● **Material for the task**:
============

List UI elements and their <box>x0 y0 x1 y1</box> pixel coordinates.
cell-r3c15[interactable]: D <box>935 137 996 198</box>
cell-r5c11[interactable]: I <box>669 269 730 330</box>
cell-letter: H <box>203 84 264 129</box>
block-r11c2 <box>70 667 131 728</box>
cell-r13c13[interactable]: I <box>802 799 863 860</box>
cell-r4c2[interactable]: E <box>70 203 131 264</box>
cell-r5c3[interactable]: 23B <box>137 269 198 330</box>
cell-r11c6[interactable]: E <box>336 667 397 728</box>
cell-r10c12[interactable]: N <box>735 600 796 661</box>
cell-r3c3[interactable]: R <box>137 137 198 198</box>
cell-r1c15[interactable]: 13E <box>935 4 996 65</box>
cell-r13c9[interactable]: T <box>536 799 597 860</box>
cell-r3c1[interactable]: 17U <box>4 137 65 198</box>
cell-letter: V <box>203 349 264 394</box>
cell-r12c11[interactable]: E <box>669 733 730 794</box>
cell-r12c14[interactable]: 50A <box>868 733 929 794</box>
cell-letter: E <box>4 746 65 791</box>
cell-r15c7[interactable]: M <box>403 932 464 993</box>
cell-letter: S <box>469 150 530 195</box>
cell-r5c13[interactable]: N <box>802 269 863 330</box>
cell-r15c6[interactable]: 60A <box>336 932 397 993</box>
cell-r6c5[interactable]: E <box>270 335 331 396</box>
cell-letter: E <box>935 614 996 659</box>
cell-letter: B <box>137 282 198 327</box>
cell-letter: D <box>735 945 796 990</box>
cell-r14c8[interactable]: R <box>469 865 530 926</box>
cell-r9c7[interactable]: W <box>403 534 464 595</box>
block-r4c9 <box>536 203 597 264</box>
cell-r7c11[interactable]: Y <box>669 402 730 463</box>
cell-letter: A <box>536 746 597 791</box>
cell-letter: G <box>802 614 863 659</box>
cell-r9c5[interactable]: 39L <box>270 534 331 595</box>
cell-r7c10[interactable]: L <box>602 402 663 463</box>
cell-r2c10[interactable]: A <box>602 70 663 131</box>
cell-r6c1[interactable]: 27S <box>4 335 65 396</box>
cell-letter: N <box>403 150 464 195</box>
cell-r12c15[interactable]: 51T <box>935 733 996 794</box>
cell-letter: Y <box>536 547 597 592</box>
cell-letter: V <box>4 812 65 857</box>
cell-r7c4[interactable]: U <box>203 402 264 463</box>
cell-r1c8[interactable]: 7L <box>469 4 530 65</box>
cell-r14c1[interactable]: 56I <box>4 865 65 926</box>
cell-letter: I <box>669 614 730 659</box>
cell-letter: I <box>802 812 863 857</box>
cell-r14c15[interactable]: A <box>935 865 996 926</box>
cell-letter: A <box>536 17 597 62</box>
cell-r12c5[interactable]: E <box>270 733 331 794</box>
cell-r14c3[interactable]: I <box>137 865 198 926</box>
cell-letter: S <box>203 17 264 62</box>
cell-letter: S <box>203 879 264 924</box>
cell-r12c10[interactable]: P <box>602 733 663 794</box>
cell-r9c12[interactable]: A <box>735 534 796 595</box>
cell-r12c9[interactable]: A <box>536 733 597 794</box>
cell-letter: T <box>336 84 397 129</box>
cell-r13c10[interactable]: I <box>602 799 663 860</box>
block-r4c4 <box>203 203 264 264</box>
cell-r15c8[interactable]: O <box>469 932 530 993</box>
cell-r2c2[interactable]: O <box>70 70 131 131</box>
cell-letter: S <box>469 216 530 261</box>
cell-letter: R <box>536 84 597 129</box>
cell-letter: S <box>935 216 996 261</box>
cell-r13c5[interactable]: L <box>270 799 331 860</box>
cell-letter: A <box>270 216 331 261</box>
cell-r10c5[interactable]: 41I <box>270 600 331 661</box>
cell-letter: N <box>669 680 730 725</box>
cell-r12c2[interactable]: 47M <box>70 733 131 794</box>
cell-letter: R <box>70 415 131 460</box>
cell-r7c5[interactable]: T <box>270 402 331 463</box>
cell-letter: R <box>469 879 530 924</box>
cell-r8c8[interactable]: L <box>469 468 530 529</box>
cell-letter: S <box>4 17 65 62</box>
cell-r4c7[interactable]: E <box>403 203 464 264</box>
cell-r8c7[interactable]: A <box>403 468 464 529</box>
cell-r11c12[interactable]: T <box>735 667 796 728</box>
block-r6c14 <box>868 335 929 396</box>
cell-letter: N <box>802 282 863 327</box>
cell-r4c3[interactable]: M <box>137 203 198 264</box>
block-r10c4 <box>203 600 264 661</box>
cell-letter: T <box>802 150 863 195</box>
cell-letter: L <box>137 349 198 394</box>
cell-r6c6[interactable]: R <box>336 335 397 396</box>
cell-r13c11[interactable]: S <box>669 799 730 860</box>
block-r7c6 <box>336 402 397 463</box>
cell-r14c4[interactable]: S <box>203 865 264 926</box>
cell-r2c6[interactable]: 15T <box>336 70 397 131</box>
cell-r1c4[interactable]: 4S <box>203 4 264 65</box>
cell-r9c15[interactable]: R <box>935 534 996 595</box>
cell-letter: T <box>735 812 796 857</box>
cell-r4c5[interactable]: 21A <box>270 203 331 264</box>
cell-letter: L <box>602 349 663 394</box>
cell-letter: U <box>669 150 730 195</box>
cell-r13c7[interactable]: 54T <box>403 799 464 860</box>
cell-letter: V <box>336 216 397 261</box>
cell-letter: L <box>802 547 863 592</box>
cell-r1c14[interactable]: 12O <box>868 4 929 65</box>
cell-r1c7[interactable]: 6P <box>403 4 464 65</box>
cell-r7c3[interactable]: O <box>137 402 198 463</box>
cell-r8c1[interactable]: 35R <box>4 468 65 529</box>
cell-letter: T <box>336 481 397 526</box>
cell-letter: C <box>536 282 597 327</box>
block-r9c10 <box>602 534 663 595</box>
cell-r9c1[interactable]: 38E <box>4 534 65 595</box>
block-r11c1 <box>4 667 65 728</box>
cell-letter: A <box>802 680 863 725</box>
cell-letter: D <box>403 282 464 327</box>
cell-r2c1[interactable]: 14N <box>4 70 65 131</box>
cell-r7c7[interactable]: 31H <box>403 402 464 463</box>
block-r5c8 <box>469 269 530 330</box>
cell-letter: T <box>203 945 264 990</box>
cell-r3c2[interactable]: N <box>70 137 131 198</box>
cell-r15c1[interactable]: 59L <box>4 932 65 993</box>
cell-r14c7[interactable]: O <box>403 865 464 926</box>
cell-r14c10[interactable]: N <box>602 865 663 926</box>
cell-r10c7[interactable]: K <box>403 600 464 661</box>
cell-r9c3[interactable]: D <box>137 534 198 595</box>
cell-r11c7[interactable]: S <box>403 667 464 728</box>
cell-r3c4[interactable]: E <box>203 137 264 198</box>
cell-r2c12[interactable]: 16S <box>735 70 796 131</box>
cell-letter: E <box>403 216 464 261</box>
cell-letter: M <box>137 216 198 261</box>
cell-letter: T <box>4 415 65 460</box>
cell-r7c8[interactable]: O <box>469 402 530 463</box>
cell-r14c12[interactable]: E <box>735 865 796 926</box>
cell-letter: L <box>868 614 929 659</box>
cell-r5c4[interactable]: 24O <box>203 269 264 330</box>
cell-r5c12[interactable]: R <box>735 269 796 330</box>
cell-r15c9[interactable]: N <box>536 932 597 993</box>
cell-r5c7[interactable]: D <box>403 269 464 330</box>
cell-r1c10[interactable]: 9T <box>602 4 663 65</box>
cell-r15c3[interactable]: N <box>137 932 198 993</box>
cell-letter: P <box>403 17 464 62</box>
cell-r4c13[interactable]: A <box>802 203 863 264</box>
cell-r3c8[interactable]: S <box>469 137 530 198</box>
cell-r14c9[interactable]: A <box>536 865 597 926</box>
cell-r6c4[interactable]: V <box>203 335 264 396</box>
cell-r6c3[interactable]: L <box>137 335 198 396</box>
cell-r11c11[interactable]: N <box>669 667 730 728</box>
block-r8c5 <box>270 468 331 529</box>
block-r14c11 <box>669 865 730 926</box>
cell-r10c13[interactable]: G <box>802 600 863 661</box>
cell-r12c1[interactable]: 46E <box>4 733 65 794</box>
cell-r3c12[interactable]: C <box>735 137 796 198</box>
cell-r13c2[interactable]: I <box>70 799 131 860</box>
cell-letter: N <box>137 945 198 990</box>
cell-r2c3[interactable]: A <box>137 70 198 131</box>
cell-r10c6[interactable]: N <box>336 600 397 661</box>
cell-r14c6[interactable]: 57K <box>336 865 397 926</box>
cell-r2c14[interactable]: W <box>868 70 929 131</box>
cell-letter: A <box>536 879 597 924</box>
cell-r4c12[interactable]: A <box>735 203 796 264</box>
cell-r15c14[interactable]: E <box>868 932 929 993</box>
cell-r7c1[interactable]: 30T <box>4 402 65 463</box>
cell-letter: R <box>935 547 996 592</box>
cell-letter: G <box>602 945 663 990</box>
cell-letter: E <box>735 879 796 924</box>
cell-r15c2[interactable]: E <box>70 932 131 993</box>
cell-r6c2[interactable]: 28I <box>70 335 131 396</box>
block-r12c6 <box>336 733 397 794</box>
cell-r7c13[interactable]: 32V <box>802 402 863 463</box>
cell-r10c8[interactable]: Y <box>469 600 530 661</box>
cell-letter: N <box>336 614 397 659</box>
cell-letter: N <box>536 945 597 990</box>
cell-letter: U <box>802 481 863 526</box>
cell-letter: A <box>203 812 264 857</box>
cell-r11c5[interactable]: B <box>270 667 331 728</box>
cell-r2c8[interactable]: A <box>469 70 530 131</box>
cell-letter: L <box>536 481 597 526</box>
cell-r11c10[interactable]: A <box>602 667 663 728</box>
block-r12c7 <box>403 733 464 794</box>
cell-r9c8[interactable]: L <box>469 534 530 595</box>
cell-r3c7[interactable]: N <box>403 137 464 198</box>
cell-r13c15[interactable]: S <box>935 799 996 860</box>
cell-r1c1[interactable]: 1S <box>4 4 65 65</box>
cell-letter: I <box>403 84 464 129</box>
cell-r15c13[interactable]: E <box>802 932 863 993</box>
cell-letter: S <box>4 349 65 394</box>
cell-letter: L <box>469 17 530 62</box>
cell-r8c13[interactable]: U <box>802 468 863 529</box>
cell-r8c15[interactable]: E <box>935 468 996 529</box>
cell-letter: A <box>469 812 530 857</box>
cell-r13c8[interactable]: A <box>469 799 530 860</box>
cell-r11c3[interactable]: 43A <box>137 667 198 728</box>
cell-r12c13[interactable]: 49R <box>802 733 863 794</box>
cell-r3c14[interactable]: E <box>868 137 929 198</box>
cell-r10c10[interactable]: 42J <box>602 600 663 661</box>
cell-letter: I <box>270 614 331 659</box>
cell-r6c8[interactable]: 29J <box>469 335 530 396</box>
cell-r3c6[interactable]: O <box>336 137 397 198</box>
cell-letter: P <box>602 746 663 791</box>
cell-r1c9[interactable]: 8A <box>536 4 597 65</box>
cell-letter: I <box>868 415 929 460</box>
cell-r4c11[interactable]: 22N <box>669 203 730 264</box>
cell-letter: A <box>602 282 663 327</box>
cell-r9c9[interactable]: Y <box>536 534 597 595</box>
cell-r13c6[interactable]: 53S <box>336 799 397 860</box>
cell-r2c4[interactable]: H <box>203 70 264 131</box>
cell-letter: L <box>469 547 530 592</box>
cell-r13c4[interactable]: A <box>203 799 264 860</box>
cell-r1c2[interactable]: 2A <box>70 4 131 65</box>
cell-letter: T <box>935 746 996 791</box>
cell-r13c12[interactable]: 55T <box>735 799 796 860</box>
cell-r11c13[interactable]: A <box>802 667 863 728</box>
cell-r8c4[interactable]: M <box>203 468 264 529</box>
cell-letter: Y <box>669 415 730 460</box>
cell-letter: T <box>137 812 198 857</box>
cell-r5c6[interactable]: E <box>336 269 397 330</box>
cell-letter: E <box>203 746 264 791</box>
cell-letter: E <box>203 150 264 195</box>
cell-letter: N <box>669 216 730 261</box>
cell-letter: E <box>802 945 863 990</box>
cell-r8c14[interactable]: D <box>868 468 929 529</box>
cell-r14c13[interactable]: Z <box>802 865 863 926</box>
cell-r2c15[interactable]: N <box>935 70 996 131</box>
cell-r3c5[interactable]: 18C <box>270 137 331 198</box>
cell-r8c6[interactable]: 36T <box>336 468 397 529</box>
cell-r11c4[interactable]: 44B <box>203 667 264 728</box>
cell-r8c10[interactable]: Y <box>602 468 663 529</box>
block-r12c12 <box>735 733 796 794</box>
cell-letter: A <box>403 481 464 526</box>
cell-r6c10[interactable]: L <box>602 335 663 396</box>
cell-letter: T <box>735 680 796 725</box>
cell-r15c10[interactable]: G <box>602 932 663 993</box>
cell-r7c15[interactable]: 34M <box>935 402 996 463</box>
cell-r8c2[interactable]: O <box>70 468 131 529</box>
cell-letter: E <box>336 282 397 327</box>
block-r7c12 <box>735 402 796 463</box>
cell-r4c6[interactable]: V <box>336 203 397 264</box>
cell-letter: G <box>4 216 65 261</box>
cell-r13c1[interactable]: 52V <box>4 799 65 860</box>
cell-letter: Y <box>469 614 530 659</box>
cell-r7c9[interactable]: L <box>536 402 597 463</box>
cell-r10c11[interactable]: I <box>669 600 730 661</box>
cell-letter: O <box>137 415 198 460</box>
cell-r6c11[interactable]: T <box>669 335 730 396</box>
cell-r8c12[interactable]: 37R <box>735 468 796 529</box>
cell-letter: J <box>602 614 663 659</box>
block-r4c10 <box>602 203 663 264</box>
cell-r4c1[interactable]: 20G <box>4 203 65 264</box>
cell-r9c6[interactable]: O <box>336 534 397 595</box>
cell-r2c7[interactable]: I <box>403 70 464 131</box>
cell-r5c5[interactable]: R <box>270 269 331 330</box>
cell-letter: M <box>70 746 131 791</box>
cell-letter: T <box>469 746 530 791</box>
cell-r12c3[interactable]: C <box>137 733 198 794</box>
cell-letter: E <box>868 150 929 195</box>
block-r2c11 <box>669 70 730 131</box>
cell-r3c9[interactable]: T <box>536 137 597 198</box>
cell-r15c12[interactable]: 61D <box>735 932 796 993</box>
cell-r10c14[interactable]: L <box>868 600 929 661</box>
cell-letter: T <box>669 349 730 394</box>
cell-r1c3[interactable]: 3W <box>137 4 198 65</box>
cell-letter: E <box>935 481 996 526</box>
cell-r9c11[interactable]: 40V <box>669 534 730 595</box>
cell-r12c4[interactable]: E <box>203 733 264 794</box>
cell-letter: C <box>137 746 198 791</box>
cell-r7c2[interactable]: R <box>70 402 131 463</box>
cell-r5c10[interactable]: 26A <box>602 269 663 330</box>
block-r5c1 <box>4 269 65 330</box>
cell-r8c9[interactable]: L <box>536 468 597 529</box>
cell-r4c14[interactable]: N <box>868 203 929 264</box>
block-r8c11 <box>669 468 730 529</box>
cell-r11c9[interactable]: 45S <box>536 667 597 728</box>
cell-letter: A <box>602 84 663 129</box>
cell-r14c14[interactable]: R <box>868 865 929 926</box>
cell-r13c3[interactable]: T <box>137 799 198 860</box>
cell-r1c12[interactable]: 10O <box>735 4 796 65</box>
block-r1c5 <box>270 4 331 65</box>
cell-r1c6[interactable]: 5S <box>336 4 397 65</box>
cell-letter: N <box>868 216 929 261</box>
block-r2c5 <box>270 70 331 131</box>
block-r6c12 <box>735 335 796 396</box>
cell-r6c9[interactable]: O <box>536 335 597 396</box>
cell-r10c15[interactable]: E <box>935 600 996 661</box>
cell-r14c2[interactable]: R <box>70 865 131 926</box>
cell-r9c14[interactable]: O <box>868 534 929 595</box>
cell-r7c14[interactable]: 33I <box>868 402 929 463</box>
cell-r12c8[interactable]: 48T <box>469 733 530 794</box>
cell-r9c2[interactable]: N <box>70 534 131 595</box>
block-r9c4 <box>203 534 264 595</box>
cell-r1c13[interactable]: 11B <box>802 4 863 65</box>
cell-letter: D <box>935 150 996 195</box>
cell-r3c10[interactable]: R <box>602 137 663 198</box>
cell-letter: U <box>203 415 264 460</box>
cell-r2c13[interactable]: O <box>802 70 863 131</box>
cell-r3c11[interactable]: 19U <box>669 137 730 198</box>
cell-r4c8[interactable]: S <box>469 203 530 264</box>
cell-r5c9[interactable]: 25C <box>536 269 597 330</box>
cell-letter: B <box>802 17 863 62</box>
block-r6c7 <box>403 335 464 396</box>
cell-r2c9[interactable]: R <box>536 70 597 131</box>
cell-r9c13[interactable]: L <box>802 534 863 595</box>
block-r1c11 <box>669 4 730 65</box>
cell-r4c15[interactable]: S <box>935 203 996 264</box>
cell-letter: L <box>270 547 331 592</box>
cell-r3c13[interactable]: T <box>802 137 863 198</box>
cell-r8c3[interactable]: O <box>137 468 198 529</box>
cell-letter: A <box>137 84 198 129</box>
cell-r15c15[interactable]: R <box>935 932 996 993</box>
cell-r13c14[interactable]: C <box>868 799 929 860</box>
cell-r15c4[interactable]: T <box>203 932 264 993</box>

============

● **The task**: Reproduce the rows character for character, from the first line through the line containing "cell-letter: E <box>4 746 65 791</box>", including both.

● **In response**:
List UI elements and their <box>x0 y0 x1 y1</box> pixel coordinates.
cell-r3c15[interactable]: D <box>935 137 996 198</box>
cell-r5c11[interactable]: I <box>669 269 730 330</box>
cell-letter: H <box>203 84 264 129</box>
block-r11c2 <box>70 667 131 728</box>
cell-r13c13[interactable]: I <box>802 799 863 860</box>
cell-r4c2[interactable]: E <box>70 203 131 264</box>
cell-r5c3[interactable]: 23B <box>137 269 198 330</box>
cell-r11c6[interactable]: E <box>336 667 397 728</box>
cell-r10c12[interactable]: N <box>735 600 796 661</box>
cell-r3c3[interactable]: R <box>137 137 198 198</box>
cell-r1c15[interactable]: 13E <box>935 4 996 65</box>
cell-r13c9[interactable]: T <box>536 799 597 860</box>
cell-r3c1[interactable]: 17U <box>4 137 65 198</box>
cell-letter: V <box>203 349 264 394</box>
cell-r12c11[interactable]: E <box>669 733 730 794</box>
cell-r12c14[interactable]: 50A <box>868 733 929 794</box>
cell-letter: E <box>4 746 65 791</box>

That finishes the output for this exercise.